*CHALLENGE:*
Set the listing down again in full, word for word, with the pictures left out.

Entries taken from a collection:
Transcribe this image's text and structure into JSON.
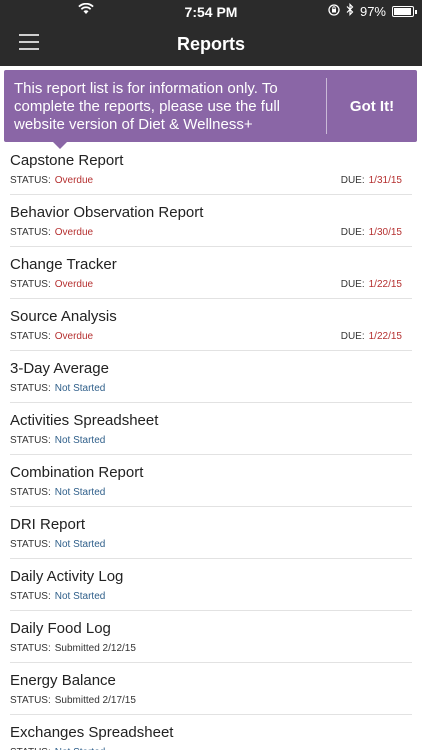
{
  "status_bar": {
    "time": "7:54 PM",
    "battery": "97%",
    "battery_level": 0.97
  },
  "header": {
    "title": "Reports",
    "menu_icon": "hamburger-menu-icon"
  },
  "banner": {
    "message": "This report list is for information only. To complete the reports, please use the full website version of Diet & Wellness+",
    "button_label": "Got It!",
    "background": "#8a66a6"
  },
  "labels": {
    "status": "STATUS:",
    "due": "DUE:"
  },
  "colors": {
    "overdue": "#b53030",
    "not_started": "#2f5f8a",
    "topbar": "#2b2b2b"
  },
  "reports": [
    {
      "title": "Capstone Report",
      "status": "Overdue",
      "status_type": "overdue",
      "due": "1/31/15"
    },
    {
      "title": "Behavior Observation Report",
      "status": "Overdue",
      "status_type": "overdue",
      "due": "1/30/15"
    },
    {
      "title": "Change Tracker",
      "status": "Overdue",
      "status_type": "overdue",
      "due": "1/22/15"
    },
    {
      "title": "Source Analysis",
      "status": "Overdue",
      "status_type": "overdue",
      "due": "1/22/15"
    },
    {
      "title": "3-Day Average",
      "status": "Not Started",
      "status_type": "notstarted",
      "due": ""
    },
    {
      "title": "Activities Spreadsheet",
      "status": "Not Started",
      "status_type": "notstarted",
      "due": ""
    },
    {
      "title": "Combination Report",
      "status": "Not Started",
      "status_type": "notstarted",
      "due": ""
    },
    {
      "title": "DRI Report",
      "status": "Not Started",
      "status_type": "notstarted",
      "due": ""
    },
    {
      "title": "Daily Activity Log",
      "status": "Not Started",
      "status_type": "notstarted",
      "due": ""
    },
    {
      "title": "Daily Food Log",
      "status": "Submitted 2/12/15",
      "status_type": "submitted",
      "due": ""
    },
    {
      "title": "Energy Balance",
      "status": "Submitted 2/17/15",
      "status_type": "submitted",
      "due": ""
    },
    {
      "title": "Exchanges Spreadsheet",
      "status": "Not Started",
      "status_type": "notstarted",
      "due": ""
    }
  ]
}
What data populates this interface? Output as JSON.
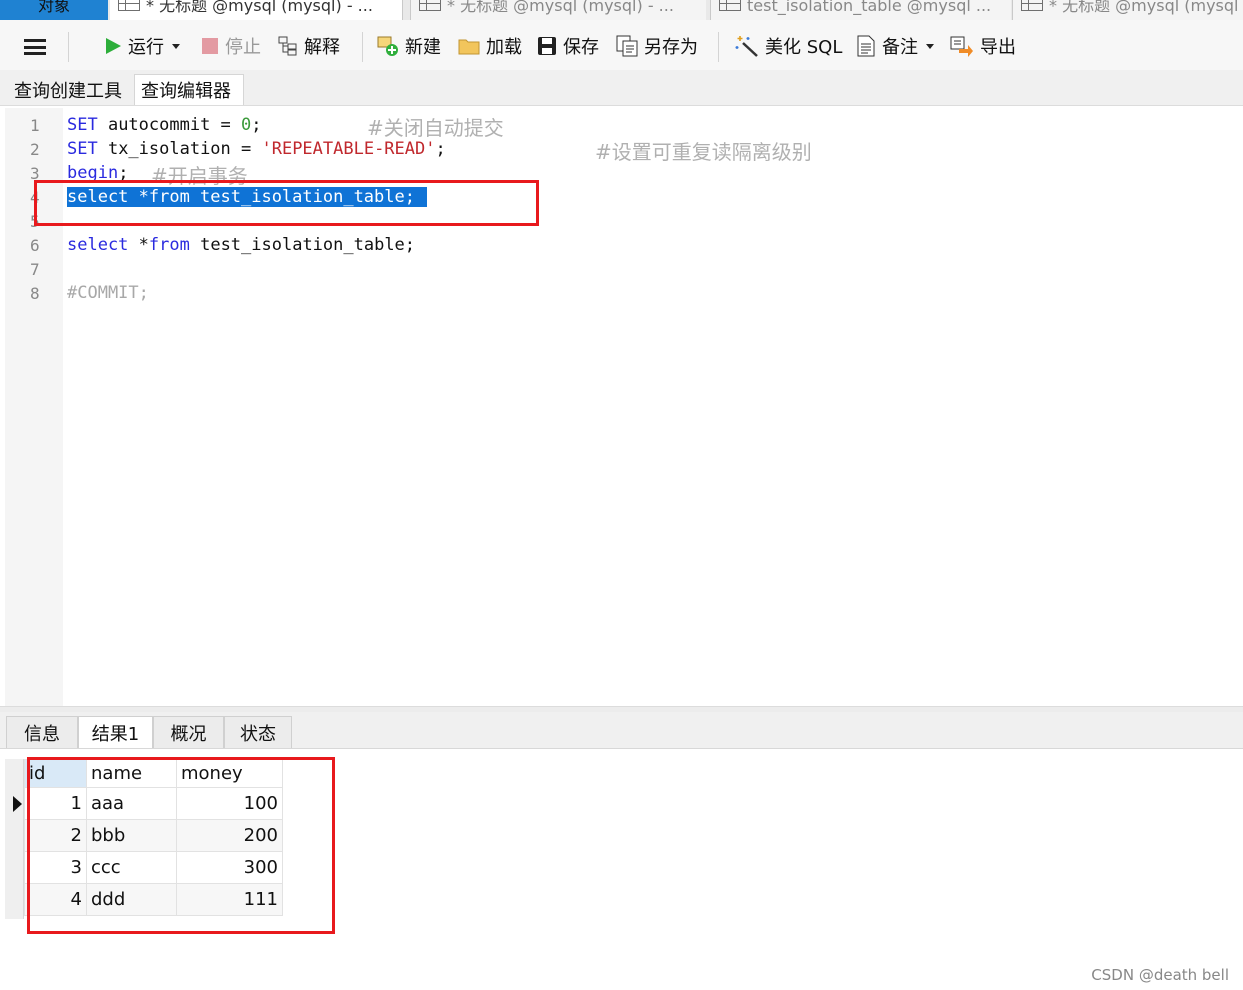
{
  "window_tabs": {
    "objects": "对象",
    "tab1": "* 无标题 @mysql (mysql) - ...",
    "tab2": "* 无标题 @mysql (mysql) - ...",
    "tab3": "test_isolation_table @mysql ...",
    "tab4": "* 无标题 @mysql (mysql"
  },
  "toolbar": {
    "run": "运行",
    "stop": "停止",
    "explain": "解释",
    "new": "新建",
    "load": "加载",
    "save": "保存",
    "save_as": "另存为",
    "beautify": "美化 SQL",
    "note": "备注",
    "export": "导出"
  },
  "sub_tabs": {
    "query_builder": "查询创建工具",
    "query_editor": "查询编辑器"
  },
  "editor": {
    "line_numbers": [
      "1",
      "2",
      "3",
      "4",
      "5",
      "6",
      "7",
      "8"
    ],
    "line1": {
      "kw": "SET",
      "mid": " autocommit = ",
      "num": "0",
      "end": ";",
      "comment": "#关闭自动提交"
    },
    "line2": {
      "kw": "SET",
      "mid": " tx_isolation = ",
      "str": "'REPEATABLE-READ'",
      "end": ";",
      "comment": "#设置可重复读隔离级别"
    },
    "line3": {
      "kw": "begin",
      "end": ";",
      "comment": "#开启事务"
    },
    "line4": "select *from test_isolation_table;",
    "line6": {
      "kw": "select",
      "mid": " *",
      "kw2": "from",
      "end": " test_isolation_table;"
    },
    "line8": "#COMMIT;"
  },
  "result_tabs": {
    "info": "信息",
    "result1": "结果1",
    "profile": "概况",
    "status": "状态"
  },
  "grid": {
    "columns": [
      "id",
      "name",
      "money"
    ],
    "rows": [
      {
        "id": "1",
        "name": "aaa",
        "money": "100"
      },
      {
        "id": "2",
        "name": "bbb",
        "money": "200"
      },
      {
        "id": "3",
        "name": "ccc",
        "money": "300"
      },
      {
        "id": "4",
        "name": "ddd",
        "money": "111"
      }
    ]
  },
  "watermark": "CSDN @death bell",
  "colors": {
    "accent": "#1f82d2",
    "selection": "#0f73d6",
    "highlight_box": "#e8191d",
    "keyword": "#2a2adf",
    "string": "#c0282d",
    "number": "#3a9a3a",
    "comment": "#a8a8a8"
  }
}
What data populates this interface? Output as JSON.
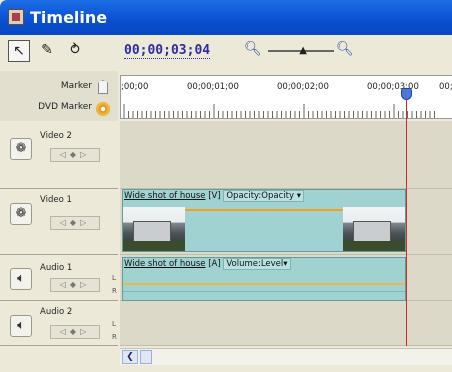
{
  "window": {
    "title": "Timeline"
  },
  "toolbar": {
    "timecode": "00;00;03;04",
    "zoom_level": 0.55
  },
  "ruler": {
    "marker_label": "Marker",
    "dvd_marker_label": "DVD Marker",
    "time_labels": [
      ";00;00",
      "00;00;01;00",
      "00;00;02;00",
      "00;00;03;00",
      "00;0"
    ]
  },
  "tracks": [
    {
      "name": "Video 2",
      "type": "video"
    },
    {
      "name": "Video 1",
      "type": "video"
    },
    {
      "name": "Audio 1",
      "type": "audio",
      "channels": [
        "L",
        "R"
      ]
    },
    {
      "name": "Audio 2",
      "type": "audio",
      "channels": [
        "L",
        "R"
      ]
    }
  ],
  "clips": {
    "video": {
      "name": "Wide shot of house",
      "tag": "[V]",
      "effect": "Opacity:Opacity"
    },
    "audio": {
      "name": "Wide shot of house",
      "tag": "[A]",
      "effect": "Volume:Level"
    }
  }
}
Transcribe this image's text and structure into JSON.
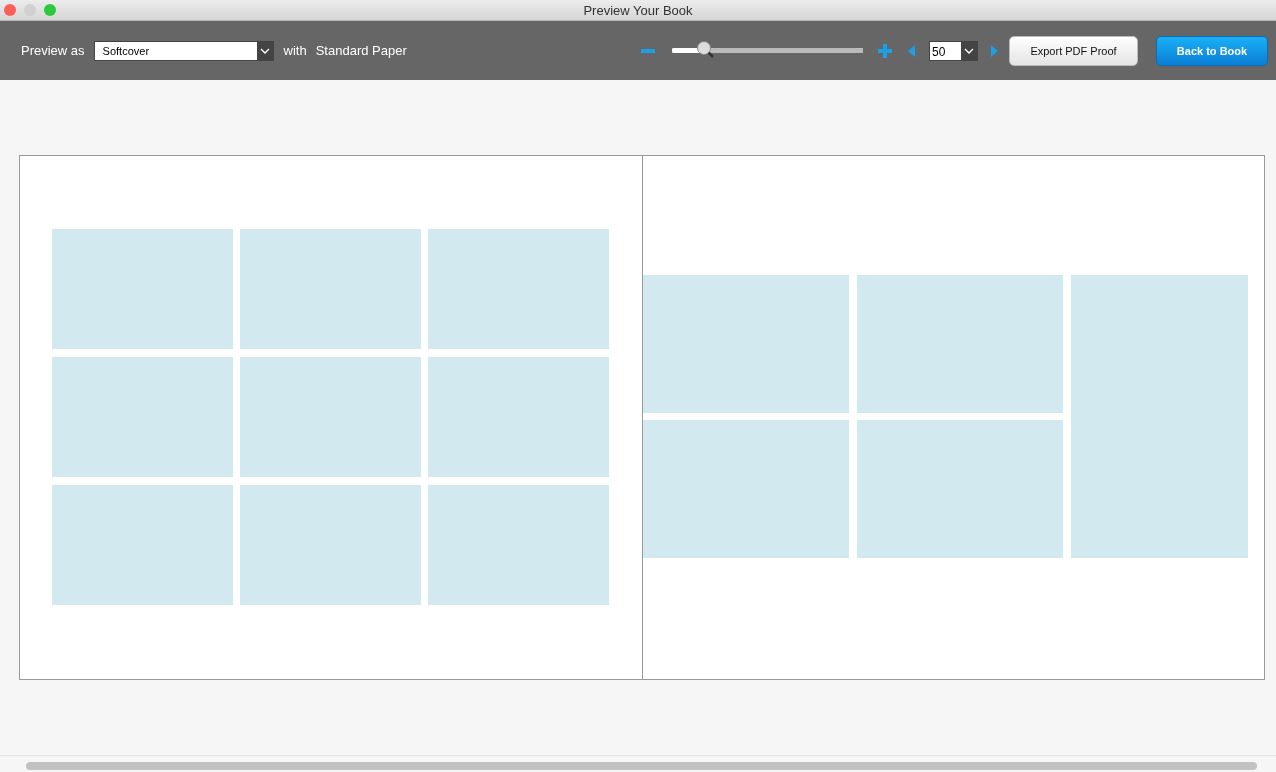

*RESULT BELOW:*
Transcribe this image's text and structure into JSON.
{
  "status_bar": {
    "time": "7:54 PM",
    "battery": "97%",
    "battery_level": 0.97
  },
  "header": {
    "title": "Reports",
    "menu_icon": "hamburger-menu-icon"
  },
  "banner": {
    "message": "This report list is for information only. To complete the reports, please use the full website version of Diet & Wellness+",
    "button_label": "Got It!",
    "background": "#8a66a6"
  },
  "labels": {
    "status": "STATUS:",
    "due": "DUE:"
  },
  "colors": {
    "overdue": "#b53030",
    "not_started": "#2f5f8a",
    "topbar": "#2b2b2b"
  },
  "reports": [
    {
      "title": "Capstone Report",
      "status": "Overdue",
      "status_type": "overdue",
      "due": "1/31/15"
    },
    {
      "title": "Behavior Observation Report",
      "status": "Overdue",
      "status_type": "overdue",
      "due": "1/30/15"
    },
    {
      "title": "Change Tracker",
      "status": "Overdue",
      "status_type": "overdue",
      "due": "1/22/15"
    },
    {
      "title": "Source Analysis",
      "status": "Overdue",
      "status_type": "overdue",
      "due": "1/22/15"
    },
    {
      "title": "3-Day Average",
      "status": "Not Started",
      "status_type": "notstarted",
      "due": ""
    },
    {
      "title": "Activities Spreadsheet",
      "status": "Not Started",
      "status_type": "notstarted",
      "due": ""
    },
    {
      "title": "Combination Report",
      "status": "Not Started",
      "status_type": "notstarted",
      "due": ""
    },
    {
      "title": "DRI Report",
      "status": "Not Started",
      "status_type": "notstarted",
      "due": ""
    },
    {
      "title": "Daily Activity Log",
      "status": "Not Started",
      "status_type": "notstarted",
      "due": ""
    },
    {
      "title": "Daily Food Log",
      "status": "Submitted 2/12/15",
      "status_type": "submitted",
      "due": ""
    },
    {
      "title": "Energy Balance",
      "status": "Submitted 2/17/15",
      "status_type": "submitted",
      "due": ""
    },
    {
      "title": "Exchanges Spreadsheet",
      "status": "Not Started",
      "status_type": "notstarted",
      "due": ""
    }
  ]
}
What data populates this interface? Output as JSON.
{
  "window_tabs": {
    "objects": "对象",
    "tab1": "* 无标题 @mysql (mysql) - ...",
    "tab2": "* 无标题 @mysql (mysql) - ...",
    "tab3": "test_isolation_table @mysql ...",
    "tab4": "* 无标题 @mysql (mysql"
  },
  "toolbar": {
    "run": "运行",
    "stop": "停止",
    "explain": "解释",
    "new": "新建",
    "load": "加载",
    "save": "保存",
    "save_as": "另存为",
    "beautify": "美化 SQL",
    "note": "备注",
    "export": "导出"
  },
  "sub_tabs": {
    "query_builder": "查询创建工具",
    "query_editor": "查询编辑器"
  },
  "editor": {
    "line_numbers": [
      "1",
      "2",
      "3",
      "4",
      "5",
      "6",
      "7",
      "8"
    ],
    "line1": {
      "kw": "SET",
      "mid": " autocommit = ",
      "num": "0",
      "end": ";",
      "comment": "#关闭自动提交"
    },
    "line2": {
      "kw": "SET",
      "mid": " tx_isolation = ",
      "str": "'REPEATABLE-READ'",
      "end": ";",
      "comment": "#设置可重复读隔离级别"
    },
    "line3": {
      "kw": "begin",
      "end": ";",
      "comment": "#开启事务"
    },
    "line4": "select *from test_isolation_table;",
    "line6": {
      "kw": "select",
      "mid": " *",
      "kw2": "from",
      "end": " test_isolation_table;"
    },
    "line8": "#COMMIT;"
  },
  "result_tabs": {
    "info": "信息",
    "result1": "结果1",
    "profile": "概况",
    "status": "状态"
  },
  "grid": {
    "columns": [
      "id",
      "name",
      "money"
    ],
    "rows": [
      {
        "id": "1",
        "name": "aaa",
        "money": "100"
      },
      {
        "id": "2",
        "name": "bbb",
        "money": "200"
      },
      {
        "id": "3",
        "name": "ccc",
        "money": "300"
      },
      {
        "id": "4",
        "name": "ddd",
        "money": "111"
      }
    ]
  },
  "watermark": "CSDN @death bell",
  "colors": {
    "accent": "#1f82d2",
    "selection": "#0f73d6",
    "highlight_box": "#e8191d",
    "keyword": "#2a2adf",
    "string": "#c0282d",
    "number": "#3a9a3a",
    "comment": "#a8a8a8"
  }
}
What data populates this interface? Output as JSON.
{
  "window": {
    "title": "Timeline"
  },
  "toolbar": {
    "timecode": "00;00;03;04",
    "zoom_level": 0.55
  },
  "ruler": {
    "marker_label": "Marker",
    "dvd_marker_label": "DVD Marker",
    "time_labels": [
      ";00;00",
      "00;00;01;00",
      "00;00;02;00",
      "00;00;03;00",
      "00;0"
    ]
  },
  "tracks": [
    {
      "name": "Video 2",
      "type": "video"
    },
    {
      "name": "Video 1",
      "type": "video"
    },
    {
      "name": "Audio 1",
      "type": "audio",
      "channels": [
        "L",
        "R"
      ]
    },
    {
      "name": "Audio 2",
      "type": "audio",
      "channels": [
        "L",
        "R"
      ]
    }
  ],
  "clips": {
    "video": {
      "name": "Wide shot of house",
      "tag": "[V]",
      "effect": "Opacity:Opacity"
    },
    "audio": {
      "name": "Wide shot of house",
      "tag": "[A]",
      "effect": "Volume:Level"
    }
  }
}
Transcribe this image's text and structure into JSON.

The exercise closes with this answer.